(Given request)
Please return the full listing below without altering anything.

##### Input data #####

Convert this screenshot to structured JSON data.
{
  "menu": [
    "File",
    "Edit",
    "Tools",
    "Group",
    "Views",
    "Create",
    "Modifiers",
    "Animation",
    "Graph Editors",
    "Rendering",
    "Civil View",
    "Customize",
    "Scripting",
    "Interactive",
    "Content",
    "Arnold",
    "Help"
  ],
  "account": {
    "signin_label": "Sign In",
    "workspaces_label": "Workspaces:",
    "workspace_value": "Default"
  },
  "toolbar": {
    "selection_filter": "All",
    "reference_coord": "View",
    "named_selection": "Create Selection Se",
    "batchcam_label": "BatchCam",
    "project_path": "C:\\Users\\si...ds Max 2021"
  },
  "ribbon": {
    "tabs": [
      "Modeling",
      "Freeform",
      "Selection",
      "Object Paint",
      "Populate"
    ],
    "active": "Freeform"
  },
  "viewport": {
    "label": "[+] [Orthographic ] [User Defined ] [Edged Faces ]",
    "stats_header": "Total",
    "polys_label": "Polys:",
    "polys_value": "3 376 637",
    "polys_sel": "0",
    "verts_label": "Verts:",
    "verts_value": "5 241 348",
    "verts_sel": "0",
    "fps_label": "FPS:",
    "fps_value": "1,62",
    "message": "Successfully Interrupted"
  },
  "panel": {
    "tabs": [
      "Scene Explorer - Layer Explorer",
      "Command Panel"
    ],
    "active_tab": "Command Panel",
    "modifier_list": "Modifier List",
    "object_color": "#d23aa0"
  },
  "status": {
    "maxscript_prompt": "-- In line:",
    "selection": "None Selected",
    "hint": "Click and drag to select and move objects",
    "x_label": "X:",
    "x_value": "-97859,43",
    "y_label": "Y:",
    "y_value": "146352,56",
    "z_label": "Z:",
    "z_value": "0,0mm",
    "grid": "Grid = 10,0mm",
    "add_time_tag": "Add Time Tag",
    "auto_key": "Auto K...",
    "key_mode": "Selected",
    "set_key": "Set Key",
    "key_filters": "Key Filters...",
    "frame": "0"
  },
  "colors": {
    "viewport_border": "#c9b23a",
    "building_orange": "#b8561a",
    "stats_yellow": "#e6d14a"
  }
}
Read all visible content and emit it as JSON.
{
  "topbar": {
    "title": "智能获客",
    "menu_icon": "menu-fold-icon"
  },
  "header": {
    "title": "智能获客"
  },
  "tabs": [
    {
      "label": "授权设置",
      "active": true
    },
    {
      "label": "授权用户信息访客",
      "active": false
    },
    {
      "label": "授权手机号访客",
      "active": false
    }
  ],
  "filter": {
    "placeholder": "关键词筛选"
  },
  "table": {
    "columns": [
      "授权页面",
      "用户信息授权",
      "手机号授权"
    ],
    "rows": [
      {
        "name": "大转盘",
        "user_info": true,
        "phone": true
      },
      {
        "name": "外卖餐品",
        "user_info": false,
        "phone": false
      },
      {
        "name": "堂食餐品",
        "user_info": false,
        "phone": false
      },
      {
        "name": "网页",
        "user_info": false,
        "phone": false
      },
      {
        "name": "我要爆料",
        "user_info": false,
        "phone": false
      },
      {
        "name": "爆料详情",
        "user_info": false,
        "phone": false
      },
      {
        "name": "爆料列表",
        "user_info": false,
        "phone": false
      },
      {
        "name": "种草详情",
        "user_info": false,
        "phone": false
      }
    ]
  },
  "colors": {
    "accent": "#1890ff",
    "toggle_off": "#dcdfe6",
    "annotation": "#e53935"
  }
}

#####

(Answer below)
Convert this screenshot to structured JSON data.
{
  "menu": [
    "File",
    "Edit",
    "Tools",
    "Group",
    "Views",
    "Create",
    "Modifiers",
    "Animation",
    "Graph Editors",
    "Rendering",
    "Civil View",
    "Customize",
    "Scripting",
    "Interactive",
    "Content",
    "Arnold",
    "Help"
  ],
  "account": {
    "signin_label": "Sign In",
    "workspaces_label": "Workspaces:",
    "workspace_value": "Default"
  },
  "toolbar": {
    "selection_filter": "All",
    "reference_coord": "View",
    "named_selection": "Create Selection Se",
    "batchcam_label": "BatchCam",
    "project_path": "C:\\Users\\si...ds Max 2021"
  },
  "ribbon": {
    "tabs": [
      "Modeling",
      "Freeform",
      "Selection",
      "Object Paint",
      "Populate"
    ],
    "active": "Freeform"
  },
  "viewport": {
    "label": "[+] [Orthographic ] [User Defined ] [Edged Faces ]",
    "stats_header": "Total",
    "polys_label": "Polys:",
    "polys_value": "3 376 637",
    "polys_sel": "0",
    "verts_label": "Verts:",
    "verts_value": "5 241 348",
    "verts_sel": "0",
    "fps_label": "FPS:",
    "fps_value": "1,62",
    "message": "Successfully Interrupted"
  },
  "panel": {
    "tabs": [
      "Scene Explorer - Layer Explorer",
      "Command Panel"
    ],
    "active_tab": "Command Panel",
    "modifier_list": "Modifier List",
    "object_color": "#d23aa0"
  },
  "status": {
    "maxscript_prompt": "-- In line:",
    "selection": "None Selected",
    "hint": "Click and drag to select and move objects",
    "x_label": "X:",
    "x_value": "-97859,43",
    "y_label": "Y:",
    "y_value": "146352,56",
    "z_label": "Z:",
    "z_value": "0,0mm",
    "grid": "Grid = 10,0mm",
    "add_time_tag": "Add Time Tag",
    "auto_key": "Auto K...",
    "key_mode": "Selected",
    "set_key": "Set Key",
    "key_filters": "Key Filters...",
    "frame": "0"
  },
  "colors": {
    "viewport_border": "#c9b23a",
    "building_orange": "#b8561a",
    "stats_yellow": "#e6d14a"
  }
}
Read all visible content and emit it as JSON.
{
  "topbar": {
    "title": "智能获客",
    "menu_icon": "menu-fold-icon"
  },
  "header": {
    "title": "智能获客"
  },
  "tabs": [
    {
      "label": "授权设置",
      "active": true
    },
    {
      "label": "授权用户信息访客",
      "active": false
    },
    {
      "label": "授权手机号访客",
      "active": false
    }
  ],
  "filter": {
    "placeholder": "关键词筛选"
  },
  "table": {
    "columns": [
      "授权页面",
      "用户信息授权",
      "手机号授权"
    ],
    "rows": [
      {
        "name": "大转盘",
        "user_info": true,
        "phone": true
      },
      {
        "name": "外卖餐品",
        "user_info": false,
        "phone": false
      },
      {
        "name": "堂食餐品",
        "user_info": false,
        "phone": false
      },
      {
        "name": "网页",
        "user_info": false,
        "phone": false
      },
      {
        "name": "我要爆料",
        "user_info": false,
        "phone": false
      },
      {
        "name": "爆料详情",
        "user_info": false,
        "phone": false
      },
      {
        "name": "爆料列表",
        "user_info": false,
        "phone": false
      },
      {
        "name": "种草详情",
        "user_info": false,
        "phone": false
      }
    ]
  },
  "colors": {
    "accent": "#1890ff",
    "toggle_off": "#dcdfe6",
    "annotation": "#e53935"
  }
}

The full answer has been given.